§ **Aim of the task**:
Entries follow. Set all of them down as they stand.

::: Material provided :::

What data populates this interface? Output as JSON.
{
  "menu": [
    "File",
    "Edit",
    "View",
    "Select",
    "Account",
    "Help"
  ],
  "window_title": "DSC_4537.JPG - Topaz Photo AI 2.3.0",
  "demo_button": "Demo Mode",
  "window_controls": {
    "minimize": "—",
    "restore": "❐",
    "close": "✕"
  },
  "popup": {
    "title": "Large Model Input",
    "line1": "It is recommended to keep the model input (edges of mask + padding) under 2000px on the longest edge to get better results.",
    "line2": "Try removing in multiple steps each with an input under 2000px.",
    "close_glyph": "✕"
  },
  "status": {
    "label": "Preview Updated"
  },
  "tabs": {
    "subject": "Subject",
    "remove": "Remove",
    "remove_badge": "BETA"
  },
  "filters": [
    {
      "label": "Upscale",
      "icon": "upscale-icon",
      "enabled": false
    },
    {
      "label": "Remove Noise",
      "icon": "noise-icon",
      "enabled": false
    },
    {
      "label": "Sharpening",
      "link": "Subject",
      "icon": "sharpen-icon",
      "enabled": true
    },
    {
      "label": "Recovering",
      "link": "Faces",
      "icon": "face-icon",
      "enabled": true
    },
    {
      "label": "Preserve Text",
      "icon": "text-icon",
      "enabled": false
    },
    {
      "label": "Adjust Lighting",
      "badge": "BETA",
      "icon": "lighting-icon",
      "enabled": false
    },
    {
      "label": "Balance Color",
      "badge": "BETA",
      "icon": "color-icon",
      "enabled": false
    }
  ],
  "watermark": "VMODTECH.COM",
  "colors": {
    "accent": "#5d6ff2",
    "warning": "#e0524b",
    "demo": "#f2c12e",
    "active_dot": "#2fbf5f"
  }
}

:::

§ **Reply**:
What data populates this interface? Output as JSON.
{
  "menu": [
    "File",
    "Edit",
    "View",
    "Select",
    "Account",
    "Help"
  ],
  "window_title": "DSC_4537.JPG - Topaz Photo AI 2.3.0",
  "demo_button": "Demo Mode",
  "window_controls": {
    "minimize": "—",
    "restore": "❐",
    "close": "✕"
  },
  "popup": {
    "title": "Large Model Input",
    "line1": "It is recommended to keep the model input (edges of mask + padding) under 2000px on the longest edge to get better results.",
    "line2": "Try removing in multiple steps each with an input under 2000px.",
    "close_glyph": "✕"
  },
  "status": {
    "label": "Preview Updated"
  },
  "tabs": {
    "subject": "Subject",
    "remove": "Remove",
    "remove_badge": "BETA"
  },
  "filters": [
    {
      "label": "Upscale",
      "icon": "upscale-icon",
      "enabled": false
    },
    {
      "label": "Remove Noise",
      "icon": "noise-icon",
      "enabled": false
    },
    {
      "label": "Sharpening",
      "link": "Subject",
      "icon": "sharpen-icon",
      "enabled": true
    },
    {
      "label": "Recovering",
      "link": "Faces",
      "icon": "face-icon",
      "enabled": true
    },
    {
      "label": "Preserve Text",
      "icon": "text-icon",
      "enabled": false
    },
    {
      "label": "Adjust Lighting",
      "badge": "BETA",
      "icon": "lighting-icon",
      "enabled": false
    },
    {
      "label": "Balance Color",
      "badge": "BETA",
      "icon": "color-icon",
      "enabled": false
    }
  ],
  "watermark": "VMODTECH.COM",
  "colors": {
    "accent": "#5d6ff2",
    "warning": "#e0524b",
    "demo": "#f2c12e",
    "active_dot": "#2fbf5f"
  }
}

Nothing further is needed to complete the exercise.